*** Opening of EXTRACT PROVIDED ***
The 2022 Redbridge London Borough Council election took place on 5 May 2022. All 63 members of Redbridge London Borough Council will be elected. The elections will take place alongside local elections in the other London boroughs and elections to local authorities across the United Kingdom.

In the previous election in 2018, the Labour Party maintained its control of the council, winning 51 out of the 63 seats with the Conservative Party forming the council opposition with the remaining twelve seats.

Background

History 

The thirty-two London boroughs were established in 1965 by the London Government Act 1963. They are the principal authorities in Greater London and have responsibilities including education, housing, planning, highways, social services, libraries, recreation, waste, environmental health and revenue collection. Some of the powers are shared with the Greater London Authority, which also manages passenger transport, police and fire.

Since its formation, Redbridge has generally been under Conservative control or no overall control. The Labour Party won its first majority on the council in the 2014 election, winning 35 seats while the Conservatives won 25 and the Liberal Democrats won three. In the most recent election in 2018, Labour extended its majority to win 51 seats with 58.4% of the vote across the borough while the Conservatives won the remaining 12 seats with 35.3% of the vote.
*** Close of EXTRACT PROVIDED ***
*** Opening of MATERIAL SHOWN ***
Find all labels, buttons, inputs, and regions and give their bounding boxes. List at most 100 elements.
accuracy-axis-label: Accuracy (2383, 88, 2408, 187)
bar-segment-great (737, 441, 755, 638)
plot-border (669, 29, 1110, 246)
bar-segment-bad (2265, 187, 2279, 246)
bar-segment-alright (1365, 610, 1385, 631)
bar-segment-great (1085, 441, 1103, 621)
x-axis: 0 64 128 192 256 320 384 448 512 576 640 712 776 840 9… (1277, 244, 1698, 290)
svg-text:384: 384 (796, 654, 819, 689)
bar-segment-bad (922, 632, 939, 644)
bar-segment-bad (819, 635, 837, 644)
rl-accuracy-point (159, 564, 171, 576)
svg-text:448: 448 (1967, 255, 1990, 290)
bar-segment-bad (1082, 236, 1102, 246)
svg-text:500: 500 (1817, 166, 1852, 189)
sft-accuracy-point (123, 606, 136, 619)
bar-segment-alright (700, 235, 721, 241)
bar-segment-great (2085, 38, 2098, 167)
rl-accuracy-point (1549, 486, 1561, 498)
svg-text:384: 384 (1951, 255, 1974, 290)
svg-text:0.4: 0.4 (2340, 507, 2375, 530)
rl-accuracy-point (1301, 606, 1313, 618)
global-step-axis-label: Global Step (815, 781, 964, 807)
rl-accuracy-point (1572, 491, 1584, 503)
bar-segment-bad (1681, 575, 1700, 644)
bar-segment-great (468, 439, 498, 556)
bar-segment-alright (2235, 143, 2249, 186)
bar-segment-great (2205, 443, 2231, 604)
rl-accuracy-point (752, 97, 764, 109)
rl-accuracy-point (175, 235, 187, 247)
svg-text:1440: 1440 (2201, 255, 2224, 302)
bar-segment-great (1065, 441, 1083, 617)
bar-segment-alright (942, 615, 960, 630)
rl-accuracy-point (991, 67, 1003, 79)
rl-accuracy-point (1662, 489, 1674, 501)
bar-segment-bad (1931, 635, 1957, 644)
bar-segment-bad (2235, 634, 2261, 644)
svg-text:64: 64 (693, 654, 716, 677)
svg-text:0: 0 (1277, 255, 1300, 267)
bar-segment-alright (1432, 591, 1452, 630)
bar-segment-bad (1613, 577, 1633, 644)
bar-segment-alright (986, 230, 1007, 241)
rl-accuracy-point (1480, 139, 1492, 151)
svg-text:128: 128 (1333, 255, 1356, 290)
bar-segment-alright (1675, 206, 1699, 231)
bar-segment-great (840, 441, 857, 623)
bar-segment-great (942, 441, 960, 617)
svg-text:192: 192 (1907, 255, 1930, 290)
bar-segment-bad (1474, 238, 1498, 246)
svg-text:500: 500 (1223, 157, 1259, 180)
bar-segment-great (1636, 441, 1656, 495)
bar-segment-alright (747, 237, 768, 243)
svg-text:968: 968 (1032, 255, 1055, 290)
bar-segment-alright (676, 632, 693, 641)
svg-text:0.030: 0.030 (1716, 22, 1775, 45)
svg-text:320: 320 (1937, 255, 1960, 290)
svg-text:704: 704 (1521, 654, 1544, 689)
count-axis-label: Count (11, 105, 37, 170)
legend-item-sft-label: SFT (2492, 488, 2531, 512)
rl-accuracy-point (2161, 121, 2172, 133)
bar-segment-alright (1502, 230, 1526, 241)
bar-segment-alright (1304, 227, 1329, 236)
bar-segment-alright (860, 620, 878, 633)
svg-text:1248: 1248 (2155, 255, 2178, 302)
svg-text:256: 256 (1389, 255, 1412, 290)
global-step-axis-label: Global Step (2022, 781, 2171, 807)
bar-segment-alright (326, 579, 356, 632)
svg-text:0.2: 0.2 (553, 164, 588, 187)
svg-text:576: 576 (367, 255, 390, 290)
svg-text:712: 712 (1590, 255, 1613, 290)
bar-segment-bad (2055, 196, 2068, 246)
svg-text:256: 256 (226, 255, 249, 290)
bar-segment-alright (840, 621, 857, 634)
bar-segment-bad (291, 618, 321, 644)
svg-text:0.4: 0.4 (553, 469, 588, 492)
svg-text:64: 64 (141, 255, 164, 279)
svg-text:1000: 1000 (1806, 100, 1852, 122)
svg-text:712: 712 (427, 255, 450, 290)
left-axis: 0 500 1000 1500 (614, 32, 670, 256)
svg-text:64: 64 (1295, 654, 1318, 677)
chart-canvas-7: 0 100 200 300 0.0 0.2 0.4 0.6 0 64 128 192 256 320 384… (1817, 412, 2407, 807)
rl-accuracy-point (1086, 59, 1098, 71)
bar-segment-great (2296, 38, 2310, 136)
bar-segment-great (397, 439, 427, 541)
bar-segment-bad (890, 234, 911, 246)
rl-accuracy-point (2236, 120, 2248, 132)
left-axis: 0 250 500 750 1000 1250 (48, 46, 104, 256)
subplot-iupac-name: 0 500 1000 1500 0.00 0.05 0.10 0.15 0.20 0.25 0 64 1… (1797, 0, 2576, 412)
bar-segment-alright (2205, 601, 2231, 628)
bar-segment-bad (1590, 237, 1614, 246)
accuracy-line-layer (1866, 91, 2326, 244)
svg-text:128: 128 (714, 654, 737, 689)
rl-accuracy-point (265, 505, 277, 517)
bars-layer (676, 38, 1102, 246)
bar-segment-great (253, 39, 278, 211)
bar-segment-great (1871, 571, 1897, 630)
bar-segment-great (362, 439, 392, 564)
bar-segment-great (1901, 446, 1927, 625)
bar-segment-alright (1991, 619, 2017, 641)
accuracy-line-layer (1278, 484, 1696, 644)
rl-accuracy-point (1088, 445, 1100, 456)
*** Close of MATERIAL SHOWN ***
### [REQUIRED WORK]
**a)** Rewrite the Redbridge election text starting at "In the previous" and ending at "police and fire.", changing "highways" to "roads".
**b)** According to the Redbridge election text, how many seats did the Liberal Democrats win in the 2014 election?

### [TASK-BY-TASK ANSWERS]
**a)**
In the previous election in 2018, the Labour Party maintained its control of the council, winning 51 out of the 63 seats with the Conservative Party forming the council opposition with the remaining twelve seats.

Background

History 

The thirty-two London boroughs were established in 1965 by the London Government Act 1963. They are the principal authorities in Greater London and have responsibilities including education, housing, planning, roads, social services, libraries, recreation, waste, environmental health and revenue collection. Some of the powers are shared with the Greater London Authority, which also manages passenger transport, police and fire.

**b)** Three seats.